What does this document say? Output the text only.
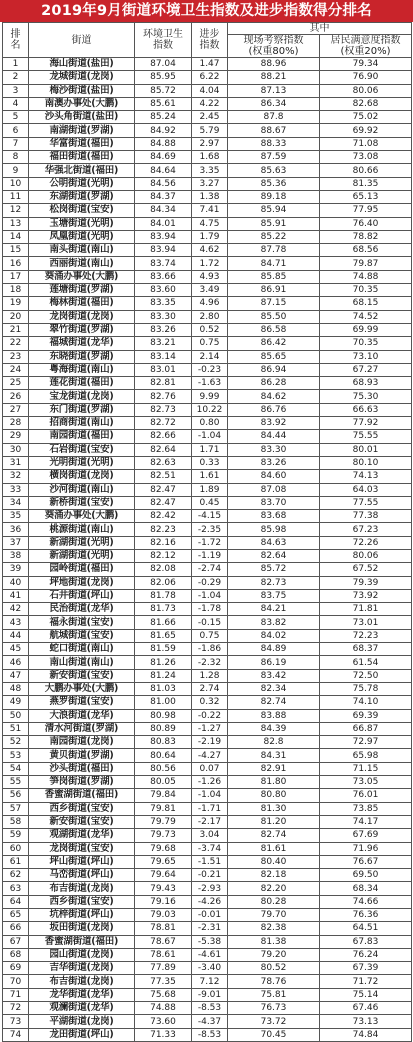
2019年9月街道环境卫生指数及进步指数得分排名
排
名	街道	环境卫生
指数	进步
指数	其中	

				现场考察指数
(权重80%)	居民满意度指数
(权重20%)

1	海山街道(盐田)	87.04	1.47	88.96	79.34
2	龙城街道(龙岗)	85.95	6.22	88.21	76.90
3	梅沙街道(盐田)	85.72	4.04	87.13	80.06
4	南澳办事处(大鹏)	85.61	4.22	86.34	82.68
5	沙头角街道(盐田)	85.24	2.45	87.8	75.02
6	南湖街道(罗湖)	84.92	5.79	88.67	69.92
7	华富街道(福田)	84.88	2.97	88.33	71.08
8	福田街道(福田)	84.69	1.68	87.59	73.08
9	华强北街道(福田)	84.64	3.35	85.63	80.66
10	公明街道(光明)	84.56	3.27	85.36	81.35
11	东湖街道(罗湖)	84.37	1.38	89.18	65.13
12	松岗街道(宝安)	84.34	7.41	85.94	77.95
13	玉塘街道(光明)	84.01	4.75	85.91	76.40
14	凤凰街道(光明)	83.94	1.79	85.22	78.82
15	南头街道(南山)	83.94	4.62	87.78	68.56
16	西丽街道(南山)	83.74	1.72	84.71	79.87
17	葵涌办事处(大鹏)	83.66	4.93	85.85	74.88
18	莲塘街道(罗湖)	83.60	3.49	86.91	70.35
19	梅林街道(福田)	83.35	4.96	87.15	68.15
20	龙岗街道(龙岗)	83.30	2.80	85.50	74.52
21	翠竹街道(罗湖)	83.26	0.52	86.58	69.99
22	福城街道(龙华)	83.21	0.75	86.42	70.35
23	东晓街道(罗湖)	83.14	2.14	85.65	73.10
24	粤海街道(南山)	83.01	-0.23	86.94	67.27
25	莲花街道(福田)	82.81	-1.63	86.28	68.93
26	宝龙街道(龙岗)	82.76	9.99	84.62	75.30
27	东门街道(罗湖)	82.73	10.22	86.76	66.63
28	招商街道(南山)	82.72	0.80	83.92	77.92
29	南园街道(福田)	82.66	-1.04	84.44	75.55
30	石岩街道(宝安)	82.64	1.71	83.30	80.01
31	光明街道(光明)	82.63	0.33	83.26	80.10
32	横岗街道(龙岗)	82.51	1.61	84.60	74.13
33	沙河街道(南山)	82.47	1.89	87.08	64.03
34	新桥街道(宝安)	82.47	0.45	83.70	77.55
35	葵涌办事处(大鹏)	82.42	-4.15	83.68	77.38
36	桃源街道(南山)	82.23	-2.35	85.98	67.23
37	新湖街道(光明)	82.16	-1.72	84.63	72.26
38	新湖街道(光明)	82.12	-1.19	82.64	80.06
39	园岭街道(福田)	82.08	-2.74	85.72	67.52
40	坪地街道(龙岗)	82.06	-0.29	82.73	79.39
41	石井街道(坪山)	81.78	-1.04	83.75	73.92
42	民治街道(龙华)	81.73	-1.78	84.21	71.81
43	福永街道(宝安)	81.66	-0.15	83.82	73.01
44	航城街道(宝安)	81.65	0.75	84.02	72.23
45	蛇口街道(南山)	81.59	-1.86	84.89	68.37
46	南山街道(南山)	81.26	-2.32	86.19	61.54
47	新安街道(宝安)	81.24	1.28	83.42	72.50
48	大鹏办事处(大鹏)	81.03	2.74	82.34	75.78
49	燕罗街道(宝安)	81.00	0.32	82.74	74.10
50	大浪街道(龙华)	80.98	-0.22	83.88	69.39
51	清水河街道(罗湖)	80.89	-1.27	84.39	66.87
52	南园街道(龙岗)	80.83	-2.19	82.8	72.97
53	黄贝街道(罗湖)	80.64	-4.27	84.31	65.98
54	沙头街道(福田)	80.56	0.07	82.91	71.15
55	笋岗街道(罗湖)	80.05	-1.26	81.80	73.05
56	香蜜湖街道(福田)	79.84	-1.04	80.80	76.01
57	西乡街道(宝安)	79.81	-1.71	81.30	73.85
58	新安街道(宝安)	79.79	-2.17	81.20	74.17
59	观湖街道(龙华)	79.73	3.04	82.74	67.69
60	龙岗街道(宝安)	79.68	-3.74	81.61	71.96
61	坪山街道(坪山)	79.65	-1.51	80.40	76.67
62	马峦街道(坪山)	79.64	-0.21	82.18	69.50
63	布吉街道(龙岗)	79.43	-2.93	82.20	68.34
64	西乡街道(宝安)	79.16	-4.26	80.28	74.66
65	坑梓街道(坪山)	79.03	-0.01	79.70	76.36
66	坂田街道(龙岗)	78.81	-2.31	82.38	64.51
67	香蜜湖街道(福田)	78.67	-5.38	81.38	67.83
68	园山街道(龙岗)	78.61	-4.61	79.20	76.24
69	吉华街道(龙岗)	77.89	-3.40	80.52	67.39
70	布吉街道(龙岗)	77.35	7.12	78.76	71.72
71	龙华街道(龙华)	75.68	-9.01	75.81	75.14
72	观澜街道(龙华)	74.88	-8.53	76.73	67.46
73	平湖街道(龙岗)	73.60	-4.37	73.72	73.13
74	龙田街道(坪山)	71.33	-8.53	70.45	74.84
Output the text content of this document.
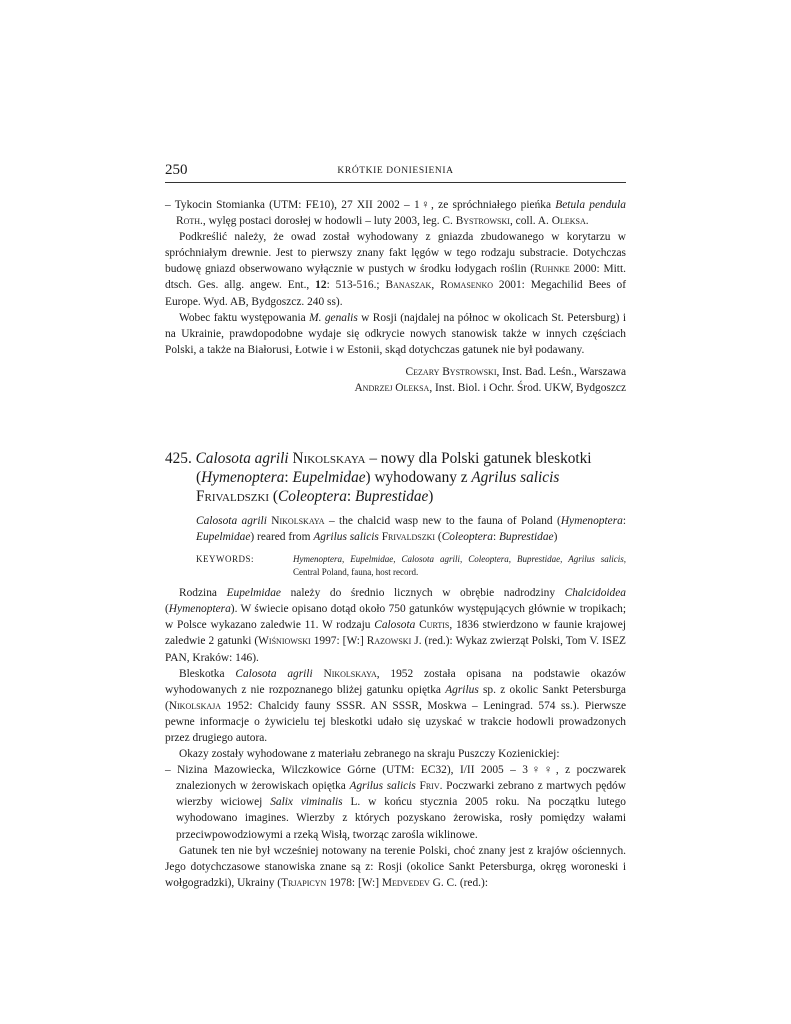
250	KRÓTKIE DONIESIENIA

– Tykocin Stomianka (UTM: FE10), 27 XII 2002 – 1♀, ze spróchniałego pieńka Betula pendula Roth., wylęg postaci dorosłej w hodowli – luty 2003, leg. C. Bystrowski, coll. A. Oleksa.

Podkreślić należy, że owad został wyhodowany z gniazda zbudowanego w korytarzu w spróchniałym drewnie. Jest to pierwszy znany fakt lęgów w tego rodzaju substracie. Dotychczas budowę gniazd obserwowano wyłącznie w pustych w środku łodygach roślin (Ruhnke 2000: Mitt. dtsch. Ges. allg. angew. Ent., 12: 513-516.; Banaszak, Romasenko 2001: Megachilid Bees of Europe. Wyd. AB, Bydgoszcz. 240 ss).

Wobec faktu występowania M. genalis w Rosji (najdalej na północ w okolicach St. Petersburg) i na Ukrainie, prawdopodobne wydaje się odkrycie nowych stanowisk także w innych częściach Polski, a także na Białorusi, Łotwie i w Estonii, skąd dotychczas gatunek nie był podawany.

Cezary Bystrowski, Inst. Bad. Leśn., Warszawa

Andrzej Oleksa, Inst. Biol. i Ochr. Środ. UKW, Bydgoszcz

425. Calosota agrili Nikolskaya – nowy dla Polski gatunek bleskotki (Hymenoptera: Eupelmidae) wyhodowany z Agrilus salicis Frivaldszki (Coleoptera: Buprestidae)

Calosota agrili Nikolskaya – the chalcid wasp new to the fauna of Poland (Hymenoptera: Eupelmidae) reared from Agrilus salicis Frivaldszki (Coleoptera: Buprestidae)

KEYWORDS:	Hymenoptera, Eupelmidae, Calosota agrili, Coleoptera, Buprestidae, Agrilus salicis, Central Poland, fauna, host record.

Rodzina Eupelmidae należy do średnio licznych w obrębie nadrodziny Chalcidoidea (Hymenoptera). W świecie opisano dotąd około 750 gatunków występujących głównie w tropikach; w Polsce wykazano zaledwie 11. W rodzaju Calosota Curtis, 1836 stwierdzono w faunie krajowej zaledwie 2 gatunki (Wiśniowski 1997: [W:] Razowski J. (red.): Wykaz zwierząt Polski, Tom V. ISEZ PAN, Kraków: 146).

Bleskotka Calosota agrili Nikolskaya, 1952 została opisana na podstawie okazów wyhodowanych z nie rozpoznanego bliżej gatunku opiętka Agrilus sp. z okolic Sankt Petersburga (Nikolskaja 1952: Chalcidy fauny SSSR. AN SSSR, Moskwa – Leningrad. 574 ss.). Pierwsze pewne informacje o żywicielu tej bleskotki udało się uzyskać w trakcie hodowli prowadzonych przez drugiego autora.

Okazy zostały wyhodowane z materiału zebranego na skraju Puszczy Kozienickiej:

– Nizina Mazowiecka, Wilczkowice Górne (UTM: EC32), I/II 2005 – 3♀♀, z poczwarek znalezionych w żerowiskach opiętka Agrilus salicis Friv. Poczwarki zebrano z martwych pędów wierzby wiciowej Salix viminalis L. w końcu stycznia 2005 roku. Na początku lutego wyhodowano imagines. Wierzby z których pozyskano żerowiska, rosły pomiędzy wałami przeciwpowodziowymi a rzeką Wisłą, tworząc zarośla wiklinowe.

Gatunek ten nie był wcześniej notowany na terenie Polski, choć znany jest z krajów ościennych. Jego dotychczasowe stanowiska znane są z: Rosji (okolice Sankt Petersburga, okręg woroneski i wołgogradzki), Ukrainy (Trjapicyn 1978: [W:] Medvedev G. C. (red.):
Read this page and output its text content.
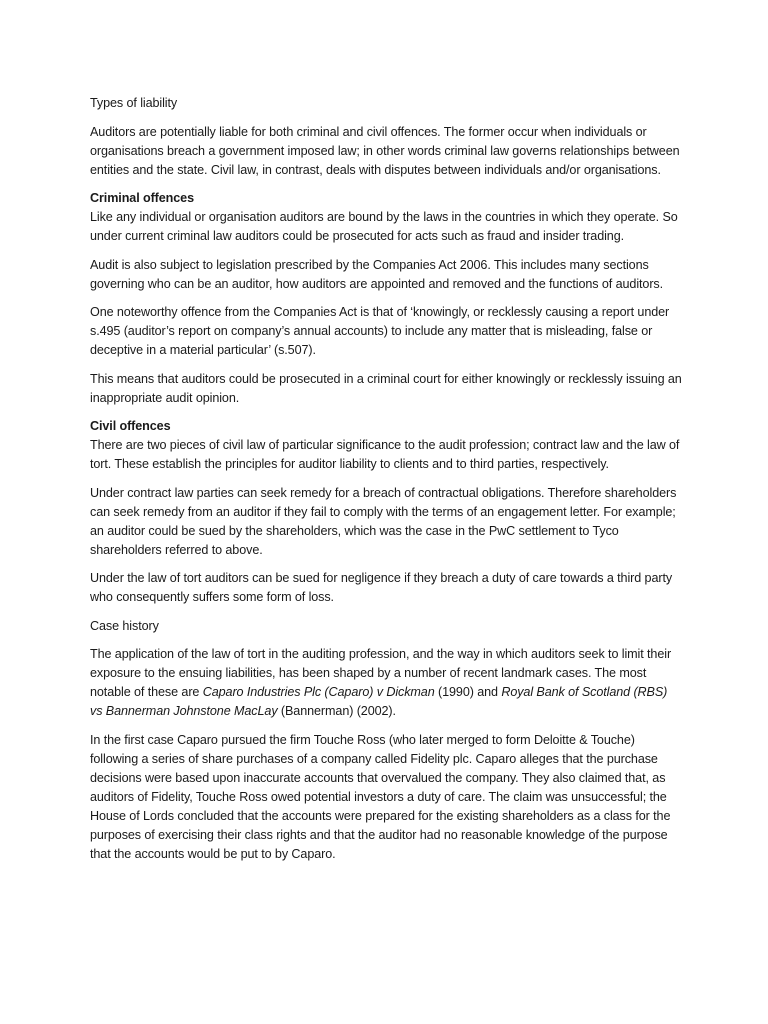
Types of liability

Auditors are potentially liable for both criminal and civil offences. The former occur when individuals or organisations breach a government imposed law; in other words criminal law governs relationships between entities and the state. Civil law, in contrast, deals with disputes between individuals and/or organisations.

Criminal offences

Like any individual or organisation auditors are bound by the laws in the countries in which they operate. So under current criminal law auditors could be prosecuted for acts such as fraud and insider trading.

Audit is also subject to legislation prescribed by the Companies Act 2006. This includes many sections governing who can be an auditor, how auditors are appointed and removed and the functions of auditors.

One noteworthy offence from the Companies Act is that of ‘knowingly, or recklessly causing a report under s.495 (auditor’s report on company’s annual accounts) to include any matter that is misleading, false or deceptive in a material particular’ (s.507).

This means that auditors could be prosecuted in a criminal court for either knowingly or recklessly issuing an inappropriate audit opinion.

Civil offences

There are two pieces of civil law of particular significance to the audit profession; contract law and the law of tort. These establish the principles for auditor liability to clients and to third parties, respectively.

Under contract law parties can seek remedy for a breach of contractual obligations. Therefore shareholders can seek remedy from an auditor if they fail to comply with the terms of an engagement letter. For example; an auditor could be sued by the shareholders, which was the case in the PwC settlement to Tyco shareholders referred to above.

Under the law of tort auditors can be sued for negligence if they breach a duty of care towards a third party who consequently suffers some form of loss.

Case history

The application of the law of tort in the auditing profession, and the way in which auditors seek to limit their exposure to the ensuing liabilities, has been shaped by a number of recent landmark cases. The most notable of these are Caparo Industries Plc (Caparo) v Dickman (1990) and Royal Bank of Scotland (RBS) vs Bannerman Johnstone MacLay (Bannerman) (2002).

In the first case Caparo pursued the firm Touche Ross (who later merged to form Deloitte & Touche) following a series of share purchases of a company called Fidelity plc. Caparo alleges that the purchase decisions were based upon inaccurate accounts that overvalued the company. They also claimed that, as auditors of Fidelity, Touche Ross owed potential investors a duty of care. The claim was unsuccessful; the House of Lords concluded that the accounts were prepared for the existing shareholders as a class for the purposes of exercising their class rights and that the auditor had no reasonable knowledge of the purpose that the accounts would be put to by Caparo.
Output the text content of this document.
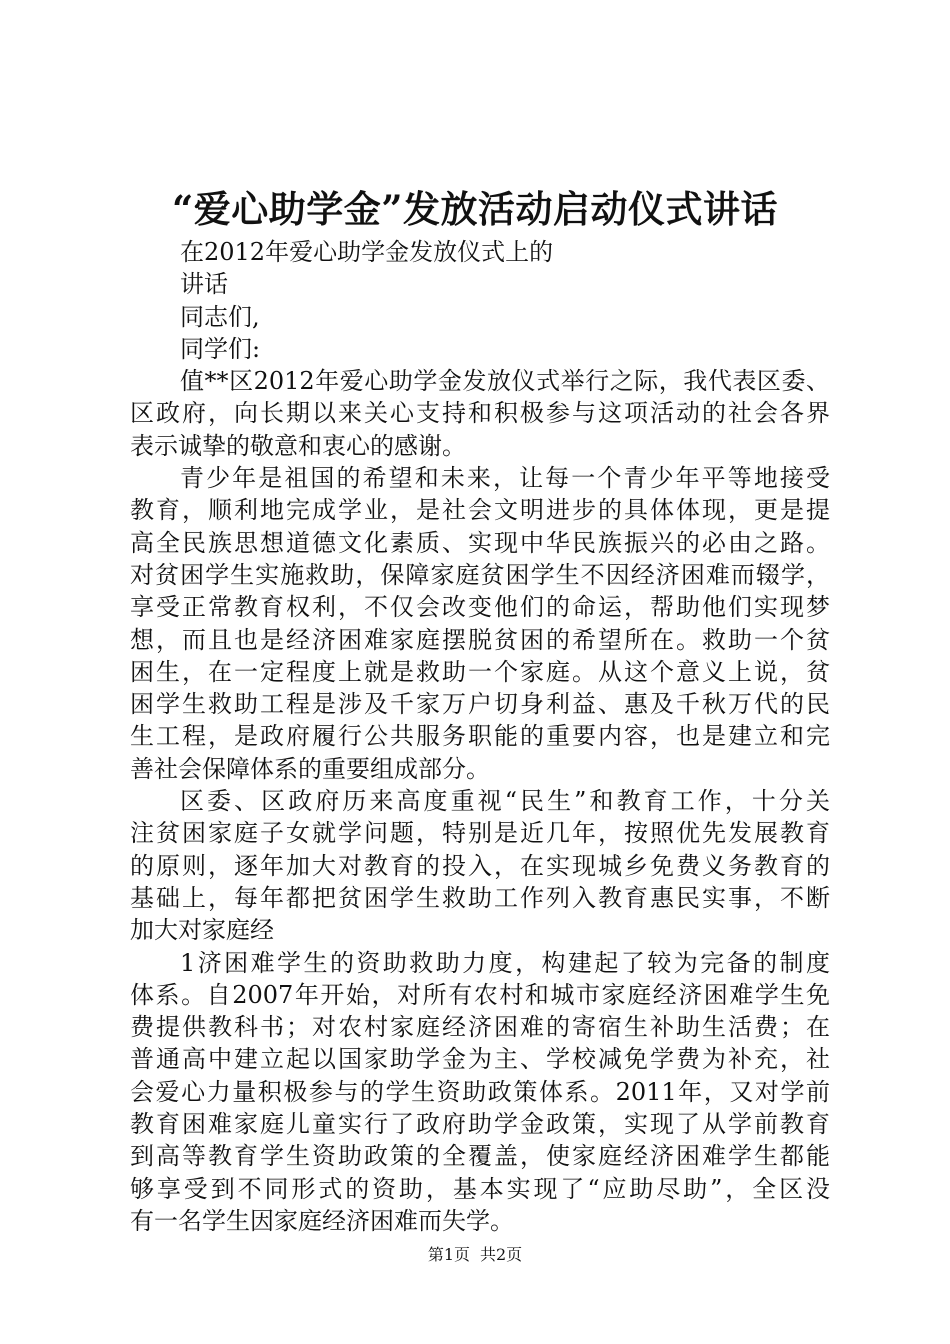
“爱心助学金”发放活动启动仪式讲话
在2012年爱心助学金发放仪式上的
讲话
同志们,
同学们:
值**区2012年爱心助学金发放仪式举行之际，我代表区委、
区政府，向长期以来关心支持和积极参与这项活动的社会各界
表示诚挚的敬意和衷心的感谢。
青少年是祖国的希望和未来，让每一个青少年平等地接受
教育，顺利地完成学业，是社会文明进步的具体体现，更是提
高全民族思想道德文化素质、实现中华民族振兴的必由之路。
对贫困学生实施救助，保障家庭贫困学生不因经济困难而辍学，
享受正常教育权利，不仅会改变他们的命运，帮助他们实现梦
想，而且也是经济困难家庭摆脱贫困的希望所在。救助一个贫
困生，在一定程度上就是救助一个家庭。从这个意义上说，贫
困学生救助工程是涉及千家万户切身利益、惠及千秋万代的民
生工程，是政府履行公共服务职能的重要内容，也是建立和完
善社会保障体系的重要组成部分。
区委、区政府历来高度重视“民生”和教育工作，十分关
注贫困家庭子女就学问题，特别是近几年，按照优先发展教育
的原则，逐年加大对教育的投入，在实现城乡免费义务教育的
基础上，每年都把贫困学生救助工作列入教育惠民实事，不断
加大对家庭经
1济困难学生的资助救助力度，构建起了较为完备的制度
体系。自2007年开始，对所有农村和城市家庭经济困难学生免
费提供教科书；对农村家庭经济困难的寄宿生补助生活费；在
普通高中建立起以国家助学金为主、学校减免学费为补充，社
会爱心力量积极参与的学生资助政策体系。2011年，又对学前
教育困难家庭儿童实行了政府助学金政策，实现了从学前教育
到高等教育学生资助政策的全覆盖，使家庭经济困难学生都能
够享受到不同形式的资助，基本实现了“应助尽助”，全区没
有一名学生因家庭经济困难而失学。
第1页 共2页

Problem to solve:
Pull out every line of the records that includes the string "fauna".

Response to this exercise:
Calosota agrili Nikolskaya – the chalcid wasp new to the fauna of Poland (Hymenoptera: Eupelmidae) reared from Agrilus salicis Frivaldszki (Coleoptera: Buprestidae)
KEYWORDS:	Hymenoptera, Eupelmidae, Calosota agrili, Coleoptera, Buprestidae, Agrilus salicis, Central Poland, fauna, host record.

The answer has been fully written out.